Stored entries:
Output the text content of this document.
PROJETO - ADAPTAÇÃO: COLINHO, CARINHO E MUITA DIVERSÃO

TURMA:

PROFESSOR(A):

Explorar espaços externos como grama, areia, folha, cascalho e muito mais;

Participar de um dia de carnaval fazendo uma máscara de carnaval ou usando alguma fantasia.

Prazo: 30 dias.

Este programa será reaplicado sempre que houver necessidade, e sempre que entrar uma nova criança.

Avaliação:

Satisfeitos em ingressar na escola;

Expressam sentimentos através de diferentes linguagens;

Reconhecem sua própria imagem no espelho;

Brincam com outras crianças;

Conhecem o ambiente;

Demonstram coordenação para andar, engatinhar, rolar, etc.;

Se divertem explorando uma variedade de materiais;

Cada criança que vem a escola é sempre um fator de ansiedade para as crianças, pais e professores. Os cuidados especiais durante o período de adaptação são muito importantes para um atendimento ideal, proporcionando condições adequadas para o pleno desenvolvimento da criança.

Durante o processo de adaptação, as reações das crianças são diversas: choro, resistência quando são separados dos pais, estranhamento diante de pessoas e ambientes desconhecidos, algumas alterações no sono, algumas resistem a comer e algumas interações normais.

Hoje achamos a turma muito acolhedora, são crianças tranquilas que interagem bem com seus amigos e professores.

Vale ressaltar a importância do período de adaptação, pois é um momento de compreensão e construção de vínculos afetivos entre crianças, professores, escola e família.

> **Your objective**
Copy out the full set of records precisely, leaving nothing out.

> **Response to the exercise**
Output the text content of this document.
PROJETO - ADAPTAÇÃO: COLINHO, CARINHO E MUITA DIVERSÃO

TURMA:

PROFESSOR(A):

Explorar espaços externos como grama, areia, folha, cascalho e muito mais;

Participar de um dia de carnaval fazendo uma máscara de carnaval ou usando alguma fantasia.

Prazo: 30 dias.

Este programa será reaplicado sempre que houver necessidade, e sempre que entrar uma nova criança.

Avaliação:

Satisfeitos em ingressar na escola;

Expressam sentimentos através de diferentes linguagens;

Reconhecem sua própria imagem no espelho;

Brincam com outras crianças;

Conhecem o ambiente;

Demonstram coordenação para andar, engatinhar, rolar, etc.;

Se divertem explorando uma variedade de materiais;

Cada criança que vem a escola é sempre um fator de ansiedade para as crianças, pais e professores. Os cuidados especiais durante o período de adaptação são muito importantes para um atendimento ideal, proporcionando condições adequadas para o pleno desenvolvimento da criança.

Durante o processo de adaptação, as reações das crianças são diversas: choro, resistência quando são separados dos pais, estranhamento diante de pessoas e ambientes desconhecidos, algumas alterações no sono, algumas resistem a comer e algumas interações normais.

Hoje achamos a turma muito acolhedora, são crianças tranquilas que interagem bem com seus amigos e professores.

Vale ressaltar a importância do período de adaptação, pois é um momento de compreensão e construção de vínculos afetivos entre crianças, professores, escola e família.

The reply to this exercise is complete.